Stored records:
►

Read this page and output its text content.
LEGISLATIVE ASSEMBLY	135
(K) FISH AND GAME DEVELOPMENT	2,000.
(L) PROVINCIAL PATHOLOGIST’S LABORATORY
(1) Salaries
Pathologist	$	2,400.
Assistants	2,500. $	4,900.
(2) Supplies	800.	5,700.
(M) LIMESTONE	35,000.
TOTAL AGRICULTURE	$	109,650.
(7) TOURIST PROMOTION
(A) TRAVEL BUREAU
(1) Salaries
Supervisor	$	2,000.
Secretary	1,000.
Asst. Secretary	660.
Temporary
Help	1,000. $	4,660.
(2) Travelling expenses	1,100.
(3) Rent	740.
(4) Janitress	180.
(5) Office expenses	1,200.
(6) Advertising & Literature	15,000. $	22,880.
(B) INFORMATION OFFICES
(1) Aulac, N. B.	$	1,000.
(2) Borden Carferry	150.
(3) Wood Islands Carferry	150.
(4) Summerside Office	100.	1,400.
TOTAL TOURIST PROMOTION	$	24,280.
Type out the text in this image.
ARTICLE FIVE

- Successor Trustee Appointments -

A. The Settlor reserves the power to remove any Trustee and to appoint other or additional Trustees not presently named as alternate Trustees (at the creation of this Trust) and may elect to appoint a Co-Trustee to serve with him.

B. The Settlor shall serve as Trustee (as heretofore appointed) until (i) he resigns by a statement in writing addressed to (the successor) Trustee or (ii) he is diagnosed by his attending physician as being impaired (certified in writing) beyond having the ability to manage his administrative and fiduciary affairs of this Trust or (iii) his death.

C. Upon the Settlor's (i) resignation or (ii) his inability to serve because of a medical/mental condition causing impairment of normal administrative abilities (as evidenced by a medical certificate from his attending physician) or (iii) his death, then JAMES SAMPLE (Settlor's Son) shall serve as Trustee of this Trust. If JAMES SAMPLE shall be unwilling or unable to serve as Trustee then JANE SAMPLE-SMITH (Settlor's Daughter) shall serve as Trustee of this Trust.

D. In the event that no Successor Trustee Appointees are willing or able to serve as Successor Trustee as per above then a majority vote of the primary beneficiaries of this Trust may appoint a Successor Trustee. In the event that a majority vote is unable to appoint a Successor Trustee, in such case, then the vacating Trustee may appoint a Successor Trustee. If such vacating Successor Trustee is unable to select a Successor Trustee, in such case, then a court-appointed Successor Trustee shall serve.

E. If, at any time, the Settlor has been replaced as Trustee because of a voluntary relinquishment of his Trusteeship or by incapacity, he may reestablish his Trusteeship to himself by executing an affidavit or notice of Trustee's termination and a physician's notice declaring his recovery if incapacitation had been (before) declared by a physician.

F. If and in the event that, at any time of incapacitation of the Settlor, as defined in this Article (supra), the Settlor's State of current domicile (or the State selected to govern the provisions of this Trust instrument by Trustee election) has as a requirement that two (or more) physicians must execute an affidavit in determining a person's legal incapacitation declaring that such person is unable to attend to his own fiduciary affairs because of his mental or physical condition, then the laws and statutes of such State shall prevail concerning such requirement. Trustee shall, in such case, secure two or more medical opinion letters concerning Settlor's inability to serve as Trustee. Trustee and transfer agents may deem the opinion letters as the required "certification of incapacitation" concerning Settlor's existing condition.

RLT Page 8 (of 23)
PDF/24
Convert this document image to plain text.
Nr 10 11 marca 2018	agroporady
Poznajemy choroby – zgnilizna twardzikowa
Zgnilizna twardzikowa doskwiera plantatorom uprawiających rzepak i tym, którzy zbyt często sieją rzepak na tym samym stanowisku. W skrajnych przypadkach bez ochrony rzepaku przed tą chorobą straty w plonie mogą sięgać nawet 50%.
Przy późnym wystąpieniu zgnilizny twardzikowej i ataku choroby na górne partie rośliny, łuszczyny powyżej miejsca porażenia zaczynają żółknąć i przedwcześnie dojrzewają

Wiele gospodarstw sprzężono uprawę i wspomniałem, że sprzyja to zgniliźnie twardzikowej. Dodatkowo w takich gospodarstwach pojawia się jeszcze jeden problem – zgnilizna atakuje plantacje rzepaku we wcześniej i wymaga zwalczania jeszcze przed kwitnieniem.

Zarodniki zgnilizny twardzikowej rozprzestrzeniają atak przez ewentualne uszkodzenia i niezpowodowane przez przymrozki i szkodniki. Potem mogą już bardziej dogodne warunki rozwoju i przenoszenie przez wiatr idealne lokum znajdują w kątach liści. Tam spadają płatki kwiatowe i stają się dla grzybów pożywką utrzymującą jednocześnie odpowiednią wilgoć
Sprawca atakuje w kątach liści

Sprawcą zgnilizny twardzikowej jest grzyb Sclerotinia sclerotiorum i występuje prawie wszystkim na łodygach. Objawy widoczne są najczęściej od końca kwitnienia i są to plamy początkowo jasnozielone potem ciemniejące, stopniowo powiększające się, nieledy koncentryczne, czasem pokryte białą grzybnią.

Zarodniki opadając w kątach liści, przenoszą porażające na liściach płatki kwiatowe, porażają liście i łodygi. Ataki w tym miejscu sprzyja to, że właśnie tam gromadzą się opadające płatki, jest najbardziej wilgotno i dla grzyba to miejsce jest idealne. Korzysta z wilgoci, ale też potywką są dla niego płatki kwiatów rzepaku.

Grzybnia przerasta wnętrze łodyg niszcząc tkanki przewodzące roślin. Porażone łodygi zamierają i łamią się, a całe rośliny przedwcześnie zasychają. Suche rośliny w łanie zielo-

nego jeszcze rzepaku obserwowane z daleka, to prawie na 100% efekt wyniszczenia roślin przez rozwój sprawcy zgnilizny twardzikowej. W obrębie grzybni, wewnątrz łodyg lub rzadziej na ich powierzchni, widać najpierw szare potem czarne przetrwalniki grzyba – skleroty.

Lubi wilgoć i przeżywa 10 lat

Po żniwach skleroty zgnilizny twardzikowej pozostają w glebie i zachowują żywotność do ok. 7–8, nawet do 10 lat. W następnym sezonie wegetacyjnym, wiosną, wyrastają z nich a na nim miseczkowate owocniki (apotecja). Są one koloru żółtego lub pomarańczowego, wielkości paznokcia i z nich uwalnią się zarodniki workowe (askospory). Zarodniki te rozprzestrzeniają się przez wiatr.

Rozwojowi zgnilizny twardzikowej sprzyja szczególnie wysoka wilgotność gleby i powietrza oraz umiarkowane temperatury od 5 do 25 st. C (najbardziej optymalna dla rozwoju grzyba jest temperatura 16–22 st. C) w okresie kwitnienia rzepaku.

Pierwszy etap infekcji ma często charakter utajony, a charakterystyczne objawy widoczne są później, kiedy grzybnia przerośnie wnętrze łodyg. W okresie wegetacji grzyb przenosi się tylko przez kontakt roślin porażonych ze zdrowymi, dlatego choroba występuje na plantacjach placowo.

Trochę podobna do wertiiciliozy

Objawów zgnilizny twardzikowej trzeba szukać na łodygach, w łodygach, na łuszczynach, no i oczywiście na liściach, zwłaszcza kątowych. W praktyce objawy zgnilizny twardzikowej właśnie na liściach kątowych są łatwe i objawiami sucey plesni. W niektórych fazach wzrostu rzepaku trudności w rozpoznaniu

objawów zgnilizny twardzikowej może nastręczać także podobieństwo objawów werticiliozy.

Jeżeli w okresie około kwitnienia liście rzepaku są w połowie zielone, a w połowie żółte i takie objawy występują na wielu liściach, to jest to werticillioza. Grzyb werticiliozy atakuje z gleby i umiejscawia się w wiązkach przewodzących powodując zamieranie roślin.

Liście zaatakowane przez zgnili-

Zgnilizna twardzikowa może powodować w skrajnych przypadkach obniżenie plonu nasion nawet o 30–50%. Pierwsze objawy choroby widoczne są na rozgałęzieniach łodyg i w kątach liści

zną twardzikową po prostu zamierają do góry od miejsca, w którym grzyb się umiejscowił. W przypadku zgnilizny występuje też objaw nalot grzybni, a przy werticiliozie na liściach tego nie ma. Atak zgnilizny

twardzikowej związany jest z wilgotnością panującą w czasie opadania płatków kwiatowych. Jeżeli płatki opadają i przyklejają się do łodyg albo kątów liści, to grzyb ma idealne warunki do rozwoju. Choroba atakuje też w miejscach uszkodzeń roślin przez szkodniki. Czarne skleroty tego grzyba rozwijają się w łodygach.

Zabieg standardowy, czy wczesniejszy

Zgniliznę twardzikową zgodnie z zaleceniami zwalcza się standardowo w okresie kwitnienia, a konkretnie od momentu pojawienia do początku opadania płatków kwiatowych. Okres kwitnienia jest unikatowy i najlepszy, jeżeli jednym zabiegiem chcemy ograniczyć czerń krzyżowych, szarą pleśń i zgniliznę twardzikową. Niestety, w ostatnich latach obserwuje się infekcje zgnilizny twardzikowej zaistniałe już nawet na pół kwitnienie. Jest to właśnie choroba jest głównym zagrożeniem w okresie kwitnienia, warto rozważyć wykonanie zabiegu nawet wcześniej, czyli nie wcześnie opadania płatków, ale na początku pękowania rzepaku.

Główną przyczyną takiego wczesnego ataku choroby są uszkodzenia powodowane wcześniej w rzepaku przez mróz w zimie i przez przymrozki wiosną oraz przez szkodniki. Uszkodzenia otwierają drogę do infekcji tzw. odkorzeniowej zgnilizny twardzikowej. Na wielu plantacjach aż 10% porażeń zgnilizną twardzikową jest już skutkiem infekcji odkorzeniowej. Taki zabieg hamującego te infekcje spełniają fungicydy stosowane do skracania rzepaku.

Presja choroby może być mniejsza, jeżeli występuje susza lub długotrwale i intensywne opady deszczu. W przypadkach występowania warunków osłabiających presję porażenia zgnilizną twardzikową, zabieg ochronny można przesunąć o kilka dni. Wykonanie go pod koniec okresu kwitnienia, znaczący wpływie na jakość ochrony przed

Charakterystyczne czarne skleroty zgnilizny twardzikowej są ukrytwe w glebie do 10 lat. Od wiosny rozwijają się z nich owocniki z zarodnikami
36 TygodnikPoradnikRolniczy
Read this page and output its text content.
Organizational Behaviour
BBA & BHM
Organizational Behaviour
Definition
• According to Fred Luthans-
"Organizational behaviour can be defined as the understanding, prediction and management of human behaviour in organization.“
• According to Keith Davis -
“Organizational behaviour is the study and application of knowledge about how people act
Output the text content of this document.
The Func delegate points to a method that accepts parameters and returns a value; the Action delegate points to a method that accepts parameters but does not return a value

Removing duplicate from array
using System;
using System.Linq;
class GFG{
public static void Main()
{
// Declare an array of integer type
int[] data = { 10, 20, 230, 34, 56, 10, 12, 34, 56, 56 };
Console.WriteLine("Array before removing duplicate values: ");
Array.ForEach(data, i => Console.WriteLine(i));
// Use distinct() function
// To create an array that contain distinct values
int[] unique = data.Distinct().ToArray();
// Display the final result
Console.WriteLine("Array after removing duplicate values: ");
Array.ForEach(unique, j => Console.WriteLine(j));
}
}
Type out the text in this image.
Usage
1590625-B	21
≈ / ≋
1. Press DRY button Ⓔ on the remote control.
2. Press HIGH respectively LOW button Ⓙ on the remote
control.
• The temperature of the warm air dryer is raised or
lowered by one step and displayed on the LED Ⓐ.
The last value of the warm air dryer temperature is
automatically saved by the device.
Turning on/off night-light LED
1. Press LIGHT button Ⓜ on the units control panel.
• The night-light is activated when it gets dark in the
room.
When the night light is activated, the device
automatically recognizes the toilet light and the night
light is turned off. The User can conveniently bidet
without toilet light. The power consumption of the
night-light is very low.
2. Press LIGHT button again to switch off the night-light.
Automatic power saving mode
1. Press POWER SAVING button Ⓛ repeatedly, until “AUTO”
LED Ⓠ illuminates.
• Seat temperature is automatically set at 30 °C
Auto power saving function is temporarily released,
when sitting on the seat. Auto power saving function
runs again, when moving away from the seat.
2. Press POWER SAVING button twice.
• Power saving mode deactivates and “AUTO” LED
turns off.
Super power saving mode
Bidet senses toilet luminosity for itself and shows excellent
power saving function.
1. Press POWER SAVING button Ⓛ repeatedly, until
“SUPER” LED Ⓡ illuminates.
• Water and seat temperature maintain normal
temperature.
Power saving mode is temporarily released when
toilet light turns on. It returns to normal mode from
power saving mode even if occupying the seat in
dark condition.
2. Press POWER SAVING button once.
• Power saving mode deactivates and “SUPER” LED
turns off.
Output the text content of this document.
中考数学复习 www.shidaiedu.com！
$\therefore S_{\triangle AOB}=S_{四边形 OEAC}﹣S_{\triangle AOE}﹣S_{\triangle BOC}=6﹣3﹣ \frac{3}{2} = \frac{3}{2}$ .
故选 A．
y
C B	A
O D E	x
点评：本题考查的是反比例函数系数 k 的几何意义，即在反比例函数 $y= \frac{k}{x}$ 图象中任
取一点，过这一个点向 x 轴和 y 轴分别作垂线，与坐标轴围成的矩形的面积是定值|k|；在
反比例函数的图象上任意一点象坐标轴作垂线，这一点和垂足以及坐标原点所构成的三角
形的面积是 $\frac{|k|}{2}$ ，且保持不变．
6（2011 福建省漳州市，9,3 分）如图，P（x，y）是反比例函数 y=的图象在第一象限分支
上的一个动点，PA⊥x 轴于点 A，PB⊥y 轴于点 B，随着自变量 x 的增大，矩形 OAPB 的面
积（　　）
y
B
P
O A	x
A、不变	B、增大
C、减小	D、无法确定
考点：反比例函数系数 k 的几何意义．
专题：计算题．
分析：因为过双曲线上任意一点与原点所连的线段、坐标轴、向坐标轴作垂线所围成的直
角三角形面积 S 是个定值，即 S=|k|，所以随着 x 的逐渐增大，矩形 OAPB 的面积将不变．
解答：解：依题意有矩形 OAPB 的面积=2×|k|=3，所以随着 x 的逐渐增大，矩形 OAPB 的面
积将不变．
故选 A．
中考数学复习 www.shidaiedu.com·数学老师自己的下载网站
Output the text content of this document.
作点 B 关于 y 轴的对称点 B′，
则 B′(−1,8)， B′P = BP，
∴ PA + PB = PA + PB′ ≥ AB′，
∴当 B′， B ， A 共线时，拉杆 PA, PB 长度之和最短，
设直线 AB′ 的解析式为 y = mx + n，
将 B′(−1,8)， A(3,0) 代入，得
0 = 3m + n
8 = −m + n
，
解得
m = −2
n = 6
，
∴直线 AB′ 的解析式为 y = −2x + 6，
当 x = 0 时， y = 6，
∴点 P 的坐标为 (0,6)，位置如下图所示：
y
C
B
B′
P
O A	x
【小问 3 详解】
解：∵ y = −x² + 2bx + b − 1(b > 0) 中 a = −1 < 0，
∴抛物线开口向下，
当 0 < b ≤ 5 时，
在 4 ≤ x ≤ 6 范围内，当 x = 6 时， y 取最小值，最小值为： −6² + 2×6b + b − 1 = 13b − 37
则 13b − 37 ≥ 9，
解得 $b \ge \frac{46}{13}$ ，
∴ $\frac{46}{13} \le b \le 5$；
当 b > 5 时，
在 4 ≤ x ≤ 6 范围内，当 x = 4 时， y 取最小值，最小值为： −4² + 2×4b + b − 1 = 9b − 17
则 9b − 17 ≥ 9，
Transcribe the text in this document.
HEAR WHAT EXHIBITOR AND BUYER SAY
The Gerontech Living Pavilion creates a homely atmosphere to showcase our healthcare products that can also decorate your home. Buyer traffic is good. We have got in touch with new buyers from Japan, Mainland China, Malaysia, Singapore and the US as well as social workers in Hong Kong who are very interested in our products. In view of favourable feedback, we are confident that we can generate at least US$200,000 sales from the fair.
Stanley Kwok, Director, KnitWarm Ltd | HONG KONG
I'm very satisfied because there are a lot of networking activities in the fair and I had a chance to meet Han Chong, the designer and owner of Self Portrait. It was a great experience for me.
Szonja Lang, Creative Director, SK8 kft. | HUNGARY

◄

Job:
Go through the material and select each line with the string "plantacjach" in it.

Exercise answer:
Pierwszy etap infekcji ma często charakter utajony, a charakterystyczne objawy widoczne są później, kiedy grzybnia przerośnie wnętrze łodyg. W okresie wegetacji grzyb przenosi się tylko przez kontakt roślin porażonych ze zdrowymi, dlatego choroba występuje na plantacjach placowo.
Główną przyczyną takiego wczesnego ataku choroby są uszkodzenia powodowane wcześniej w rzepaku przez mróz w zimie i przez przymrozki wiosną oraz przez szkodniki. Uszkodzenia otwierają drogę do infekcji tzw. odkorzeniowej zgnilizny twardzikowej. Na wielu plantacjach aż 10% porażeń zgnilizną twardzikową jest już skutkiem infekcji odkorzeniowej. Taki zabieg hamującego te infekcje spełniają fungicydy stosowane do skracania rzepaku.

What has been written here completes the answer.